> **Short task**
Skip the pictures. Copy all the rest of the records down exactly.
-- START Exercise input --
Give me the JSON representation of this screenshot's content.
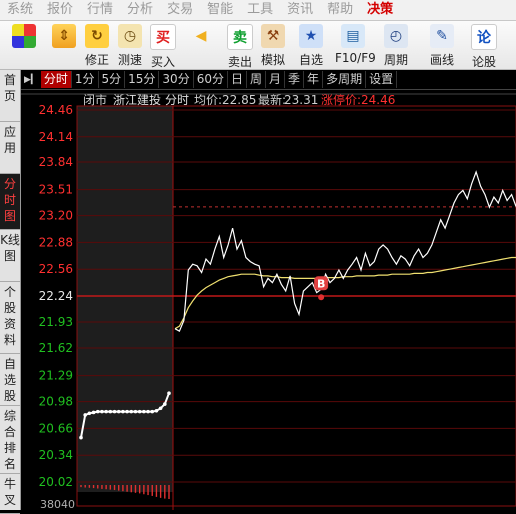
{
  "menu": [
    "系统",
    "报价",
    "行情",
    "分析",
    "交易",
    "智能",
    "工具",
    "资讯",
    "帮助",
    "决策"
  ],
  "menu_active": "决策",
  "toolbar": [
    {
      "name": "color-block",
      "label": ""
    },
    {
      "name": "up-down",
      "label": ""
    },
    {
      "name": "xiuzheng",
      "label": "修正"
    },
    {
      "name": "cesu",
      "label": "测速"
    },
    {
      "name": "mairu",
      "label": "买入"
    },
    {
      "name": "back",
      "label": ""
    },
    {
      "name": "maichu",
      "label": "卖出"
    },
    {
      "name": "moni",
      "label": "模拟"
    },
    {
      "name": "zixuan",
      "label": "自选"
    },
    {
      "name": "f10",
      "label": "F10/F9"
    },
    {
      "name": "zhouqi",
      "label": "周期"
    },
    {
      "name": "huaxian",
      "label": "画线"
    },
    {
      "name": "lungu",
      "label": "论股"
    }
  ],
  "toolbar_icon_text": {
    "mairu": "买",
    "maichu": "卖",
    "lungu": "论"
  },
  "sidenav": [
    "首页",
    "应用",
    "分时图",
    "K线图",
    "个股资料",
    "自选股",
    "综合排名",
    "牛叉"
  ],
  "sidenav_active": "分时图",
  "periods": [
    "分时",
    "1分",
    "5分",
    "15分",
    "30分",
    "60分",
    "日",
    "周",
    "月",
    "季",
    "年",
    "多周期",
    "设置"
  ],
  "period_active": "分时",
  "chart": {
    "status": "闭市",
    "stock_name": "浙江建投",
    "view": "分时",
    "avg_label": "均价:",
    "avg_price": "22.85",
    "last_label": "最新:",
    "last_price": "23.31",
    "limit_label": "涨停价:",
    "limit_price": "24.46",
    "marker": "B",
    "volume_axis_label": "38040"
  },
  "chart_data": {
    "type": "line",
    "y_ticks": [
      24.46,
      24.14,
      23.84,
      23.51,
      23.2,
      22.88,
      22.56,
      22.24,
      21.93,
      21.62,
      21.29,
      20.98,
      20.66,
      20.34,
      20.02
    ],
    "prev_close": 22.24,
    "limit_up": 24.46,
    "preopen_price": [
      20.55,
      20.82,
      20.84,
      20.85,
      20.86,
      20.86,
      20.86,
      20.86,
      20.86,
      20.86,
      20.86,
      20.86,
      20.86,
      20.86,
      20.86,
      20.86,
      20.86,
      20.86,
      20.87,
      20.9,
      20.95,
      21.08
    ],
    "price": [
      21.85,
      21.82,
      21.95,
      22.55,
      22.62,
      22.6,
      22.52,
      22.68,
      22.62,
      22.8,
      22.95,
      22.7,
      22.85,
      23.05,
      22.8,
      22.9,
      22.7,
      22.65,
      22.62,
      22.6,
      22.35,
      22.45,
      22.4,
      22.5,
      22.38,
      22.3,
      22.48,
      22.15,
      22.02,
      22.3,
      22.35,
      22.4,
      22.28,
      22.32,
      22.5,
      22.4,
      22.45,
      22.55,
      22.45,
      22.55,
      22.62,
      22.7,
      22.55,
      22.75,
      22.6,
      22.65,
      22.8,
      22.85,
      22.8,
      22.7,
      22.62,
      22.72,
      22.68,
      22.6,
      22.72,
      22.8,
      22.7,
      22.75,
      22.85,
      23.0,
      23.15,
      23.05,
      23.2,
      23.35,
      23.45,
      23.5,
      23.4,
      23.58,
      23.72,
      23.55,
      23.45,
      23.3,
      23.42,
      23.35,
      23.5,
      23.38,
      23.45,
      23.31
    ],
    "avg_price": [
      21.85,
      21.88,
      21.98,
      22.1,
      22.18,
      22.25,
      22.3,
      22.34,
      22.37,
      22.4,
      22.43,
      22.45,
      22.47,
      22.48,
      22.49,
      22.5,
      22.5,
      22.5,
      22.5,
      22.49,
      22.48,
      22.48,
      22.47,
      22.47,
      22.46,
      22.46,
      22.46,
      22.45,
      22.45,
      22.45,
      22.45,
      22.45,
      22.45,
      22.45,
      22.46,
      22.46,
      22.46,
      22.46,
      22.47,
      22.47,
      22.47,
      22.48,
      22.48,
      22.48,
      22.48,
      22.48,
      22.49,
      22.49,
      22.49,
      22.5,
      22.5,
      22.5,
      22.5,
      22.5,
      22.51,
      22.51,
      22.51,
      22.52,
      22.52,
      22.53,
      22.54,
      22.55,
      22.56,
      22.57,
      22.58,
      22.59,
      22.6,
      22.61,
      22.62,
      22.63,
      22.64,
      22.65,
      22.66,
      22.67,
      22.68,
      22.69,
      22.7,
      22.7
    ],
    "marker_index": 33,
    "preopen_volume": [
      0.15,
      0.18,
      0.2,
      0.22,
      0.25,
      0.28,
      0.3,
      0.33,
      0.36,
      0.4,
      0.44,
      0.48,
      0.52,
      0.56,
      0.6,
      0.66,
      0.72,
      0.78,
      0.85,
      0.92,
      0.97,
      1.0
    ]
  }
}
-- END Exercise input --
> **Result of the task**
Give me the JSON representation of this screenshot's content.
{
  "menu": [
    "系统",
    "报价",
    "行情",
    "分析",
    "交易",
    "智能",
    "工具",
    "资讯",
    "帮助",
    "决策"
  ],
  "menu_active": "决策",
  "toolbar": [
    {
      "name": "color-block",
      "label": ""
    },
    {
      "name": "up-down",
      "label": ""
    },
    {
      "name": "xiuzheng",
      "label": "修正"
    },
    {
      "name": "cesu",
      "label": "测速"
    },
    {
      "name": "mairu",
      "label": "买入"
    },
    {
      "name": "back",
      "label": ""
    },
    {
      "name": "maichu",
      "label": "卖出"
    },
    {
      "name": "moni",
      "label": "模拟"
    },
    {
      "name": "zixuan",
      "label": "自选"
    },
    {
      "name": "f10",
      "label": "F10/F9"
    },
    {
      "name": "zhouqi",
      "label": "周期"
    },
    {
      "name": "huaxian",
      "label": "画线"
    },
    {
      "name": "lungu",
      "label": "论股"
    }
  ],
  "toolbar_icon_text": {
    "mairu": "买",
    "maichu": "卖",
    "lungu": "论"
  },
  "sidenav": [
    "首页",
    "应用",
    "分时图",
    "K线图",
    "个股资料",
    "自选股",
    "综合排名",
    "牛叉"
  ],
  "sidenav_active": "分时图",
  "periods": [
    "分时",
    "1分",
    "5分",
    "15分",
    "30分",
    "60分",
    "日",
    "周",
    "月",
    "季",
    "年",
    "多周期",
    "设置"
  ],
  "period_active": "分时",
  "chart": {
    "status": "闭市",
    "stock_name": "浙江建投",
    "view": "分时",
    "avg_label": "均价:",
    "avg_price": "22.85",
    "last_label": "最新:",
    "last_price": "23.31",
    "limit_label": "涨停价:",
    "limit_price": "24.46",
    "marker": "B",
    "volume_axis_label": "38040"
  },
  "chart_data": {
    "type": "line",
    "y_ticks": [
      24.46,
      24.14,
      23.84,
      23.51,
      23.2,
      22.88,
      22.56,
      22.24,
      21.93,
      21.62,
      21.29,
      20.98,
      20.66,
      20.34,
      20.02
    ],
    "prev_close": 22.24,
    "limit_up": 24.46,
    "preopen_price": [
      20.55,
      20.82,
      20.84,
      20.85,
      20.86,
      20.86,
      20.86,
      20.86,
      20.86,
      20.86,
      20.86,
      20.86,
      20.86,
      20.86,
      20.86,
      20.86,
      20.86,
      20.86,
      20.87,
      20.9,
      20.95,
      21.08
    ],
    "price": [
      21.85,
      21.82,
      21.95,
      22.55,
      22.62,
      22.6,
      22.52,
      22.68,
      22.62,
      22.8,
      22.95,
      22.7,
      22.85,
      23.05,
      22.8,
      22.9,
      22.7,
      22.65,
      22.62,
      22.6,
      22.35,
      22.45,
      22.4,
      22.5,
      22.38,
      22.3,
      22.48,
      22.15,
      22.02,
      22.3,
      22.35,
      22.4,
      22.28,
      22.32,
      22.5,
      22.4,
      22.45,
      22.55,
      22.45,
      22.55,
      22.62,
      22.7,
      22.55,
      22.75,
      22.6,
      22.65,
      22.8,
      22.85,
      22.8,
      22.7,
      22.62,
      22.72,
      22.68,
      22.6,
      22.72,
      22.8,
      22.7,
      22.75,
      22.85,
      23.0,
      23.15,
      23.05,
      23.2,
      23.35,
      23.45,
      23.5,
      23.4,
      23.58,
      23.72,
      23.55,
      23.45,
      23.3,
      23.42,
      23.35,
      23.5,
      23.38,
      23.45,
      23.31
    ],
    "avg_price": [
      21.85,
      21.88,
      21.98,
      22.1,
      22.18,
      22.25,
      22.3,
      22.34,
      22.37,
      22.4,
      22.43,
      22.45,
      22.47,
      22.48,
      22.49,
      22.5,
      22.5,
      22.5,
      22.5,
      22.49,
      22.48,
      22.48,
      22.47,
      22.47,
      22.46,
      22.46,
      22.46,
      22.45,
      22.45,
      22.45,
      22.45,
      22.45,
      22.45,
      22.45,
      22.46,
      22.46,
      22.46,
      22.46,
      22.47,
      22.47,
      22.47,
      22.48,
      22.48,
      22.48,
      22.48,
      22.48,
      22.49,
      22.49,
      22.49,
      22.5,
      22.5,
      22.5,
      22.5,
      22.5,
      22.51,
      22.51,
      22.51,
      22.52,
      22.52,
      22.53,
      22.54,
      22.55,
      22.56,
      22.57,
      22.58,
      22.59,
      22.6,
      22.61,
      22.62,
      22.63,
      22.64,
      22.65,
      22.66,
      22.67,
      22.68,
      22.69,
      22.7,
      22.7
    ],
    "marker_index": 33,
    "preopen_volume": [
      0.15,
      0.18,
      0.2,
      0.22,
      0.25,
      0.28,
      0.3,
      0.33,
      0.36,
      0.4,
      0.44,
      0.48,
      0.52,
      0.56,
      0.6,
      0.66,
      0.72,
      0.78,
      0.85,
      0.92,
      0.97,
      1.0
    ]
  }
}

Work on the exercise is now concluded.